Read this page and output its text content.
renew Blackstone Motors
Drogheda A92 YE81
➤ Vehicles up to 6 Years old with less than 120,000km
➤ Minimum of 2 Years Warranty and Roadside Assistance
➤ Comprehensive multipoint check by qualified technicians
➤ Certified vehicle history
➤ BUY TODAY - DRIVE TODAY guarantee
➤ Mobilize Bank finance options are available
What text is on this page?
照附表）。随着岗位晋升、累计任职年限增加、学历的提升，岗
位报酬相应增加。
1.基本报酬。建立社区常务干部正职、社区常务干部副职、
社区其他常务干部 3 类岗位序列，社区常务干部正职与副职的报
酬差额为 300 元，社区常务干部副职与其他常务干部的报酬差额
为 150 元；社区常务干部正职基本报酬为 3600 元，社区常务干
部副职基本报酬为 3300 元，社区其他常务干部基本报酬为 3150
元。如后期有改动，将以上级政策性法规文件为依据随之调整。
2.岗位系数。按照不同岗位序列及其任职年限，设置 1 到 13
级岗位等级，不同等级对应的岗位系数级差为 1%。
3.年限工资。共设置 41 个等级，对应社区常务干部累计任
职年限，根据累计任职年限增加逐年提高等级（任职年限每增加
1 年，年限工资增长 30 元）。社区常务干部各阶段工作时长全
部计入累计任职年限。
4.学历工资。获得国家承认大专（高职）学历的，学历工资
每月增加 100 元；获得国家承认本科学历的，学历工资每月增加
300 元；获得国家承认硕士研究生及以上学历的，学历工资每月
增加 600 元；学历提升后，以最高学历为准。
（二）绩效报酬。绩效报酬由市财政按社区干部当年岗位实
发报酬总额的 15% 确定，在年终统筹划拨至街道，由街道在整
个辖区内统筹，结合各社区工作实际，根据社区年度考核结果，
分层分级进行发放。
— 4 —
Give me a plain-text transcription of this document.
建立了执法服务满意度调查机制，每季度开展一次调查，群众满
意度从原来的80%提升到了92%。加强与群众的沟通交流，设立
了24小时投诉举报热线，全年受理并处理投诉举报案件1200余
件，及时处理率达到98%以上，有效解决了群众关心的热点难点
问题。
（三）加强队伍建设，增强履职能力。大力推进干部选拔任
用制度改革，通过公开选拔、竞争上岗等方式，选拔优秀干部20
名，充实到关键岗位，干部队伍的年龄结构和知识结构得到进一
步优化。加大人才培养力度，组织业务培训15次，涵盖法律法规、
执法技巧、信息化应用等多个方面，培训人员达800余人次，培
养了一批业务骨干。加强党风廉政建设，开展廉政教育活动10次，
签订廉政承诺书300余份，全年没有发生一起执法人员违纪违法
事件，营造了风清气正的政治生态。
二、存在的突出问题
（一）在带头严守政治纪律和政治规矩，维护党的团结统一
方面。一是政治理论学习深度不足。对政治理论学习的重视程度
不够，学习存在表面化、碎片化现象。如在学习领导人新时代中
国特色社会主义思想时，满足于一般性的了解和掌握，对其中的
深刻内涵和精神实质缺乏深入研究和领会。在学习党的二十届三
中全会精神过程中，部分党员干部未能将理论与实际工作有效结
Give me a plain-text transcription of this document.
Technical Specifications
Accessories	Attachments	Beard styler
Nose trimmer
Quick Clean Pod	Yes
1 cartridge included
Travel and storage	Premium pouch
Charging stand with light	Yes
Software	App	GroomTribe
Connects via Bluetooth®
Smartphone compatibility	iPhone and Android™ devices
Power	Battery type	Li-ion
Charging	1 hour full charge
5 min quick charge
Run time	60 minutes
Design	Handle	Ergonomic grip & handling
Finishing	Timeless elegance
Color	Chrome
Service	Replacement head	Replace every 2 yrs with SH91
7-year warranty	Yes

• [TASK TO CARRY OUT] From the records above, extract every entry verbatim.

• [RESULT OF THE EXERCISE]
Read this page and output its text content.
renew Blackstone Motors
Drogheda A92 YE81
➤ Vehicles up to 6 Years old with less than 120,000km
➤ Minimum of 2 Years Warranty and Roadside Assistance
➤ Comprehensive multipoint check by qualified technicians
➤ Certified vehicle history
➤ BUY TODAY - DRIVE TODAY guarantee
➤ Mobilize Bank finance options are available
What text is on this page?
照附表）。随着岗位晋升、累计任职年限增加、学历的提升，岗
位报酬相应增加。
1.基本报酬。建立社区常务干部正职、社区常务干部副职、
社区其他常务干部 3 类岗位序列，社区常务干部正职与副职的报
酬差额为 300 元，社区常务干部副职与其他常务干部的报酬差额
为 150 元；社区常务干部正职基本报酬为 3600 元，社区常务干
部副职基本报酬为 3300 元，社区其他常务干部基本报酬为 3150
元。如后期有改动，将以上级政策性法规文件为依据随之调整。
2.岗位系数。按照不同岗位序列及其任职年限，设置 1 到 13
级岗位等级，不同等级对应的岗位系数级差为 1%。
3.年限工资。共设置 41 个等级，对应社区常务干部累计任
职年限，根据累计任职年限增加逐年提高等级（任职年限每增加
1 年，年限工资增长 30 元）。社区常务干部各阶段工作时长全
部计入累计任职年限。
4.学历工资。获得国家承认大专（高职）学历的，学历工资
每月增加 100 元；获得国家承认本科学历的，学历工资每月增加
300 元；获得国家承认硕士研究生及以上学历的，学历工资每月
增加 600 元；学历提升后，以最高学历为准。
（二）绩效报酬。绩效报酬由市财政按社区干部当年岗位实
发报酬总额的 15% 确定，在年终统筹划拨至街道，由街道在整
个辖区内统筹，结合各社区工作实际，根据社区年度考核结果，
分层分级进行发放。
— 4 —
Give me a plain-text transcription of this document.
建立了执法服务满意度调查机制，每季度开展一次调查，群众满
意度从原来的80%提升到了92%。加强与群众的沟通交流，设立
了24小时投诉举报热线，全年受理并处理投诉举报案件1200余
件，及时处理率达到98%以上，有效解决了群众关心的热点难点
问题。
（三）加强队伍建设，增强履职能力。大力推进干部选拔任
用制度改革，通过公开选拔、竞争上岗等方式，选拔优秀干部20
名，充实到关键岗位，干部队伍的年龄结构和知识结构得到进一
步优化。加大人才培养力度，组织业务培训15次，涵盖法律法规、
执法技巧、信息化应用等多个方面，培训人员达800余人次，培
养了一批业务骨干。加强党风廉政建设，开展廉政教育活动10次，
签订廉政承诺书300余份，全年没有发生一起执法人员违纪违法
事件，营造了风清气正的政治生态。
二、存在的突出问题
（一）在带头严守政治纪律和政治规矩，维护党的团结统一
方面。一是政治理论学习深度不足。对政治理论学习的重视程度
不够，学习存在表面化、碎片化现象。如在学习领导人新时代中
国特色社会主义思想时，满足于一般性的了解和掌握，对其中的
深刻内涵和精神实质缺乏深入研究和领会。在学习党的二十届三
中全会精神过程中，部分党员干部未能将理论与实际工作有效结
Give me a plain-text transcription of this document.
Technical Specifications
Accessories	Attachments	Beard styler
Nose trimmer
Quick Clean Pod	Yes
1 cartridge included
Travel and storage	Premium pouch
Charging stand with light	Yes
Software	App	GroomTribe
Connects via Bluetooth®
Smartphone compatibility	iPhone and Android™ devices
Power	Battery type	Li-ion
Charging	1 hour full charge
5 min quick charge
Run time	60 minutes
Design	Handle	Ergonomic grip & handling
Finishing	Timeless elegance
Color	Chrome
Service	Replacement head	Replace every 2 yrs with SH91
7-year warranty	Yes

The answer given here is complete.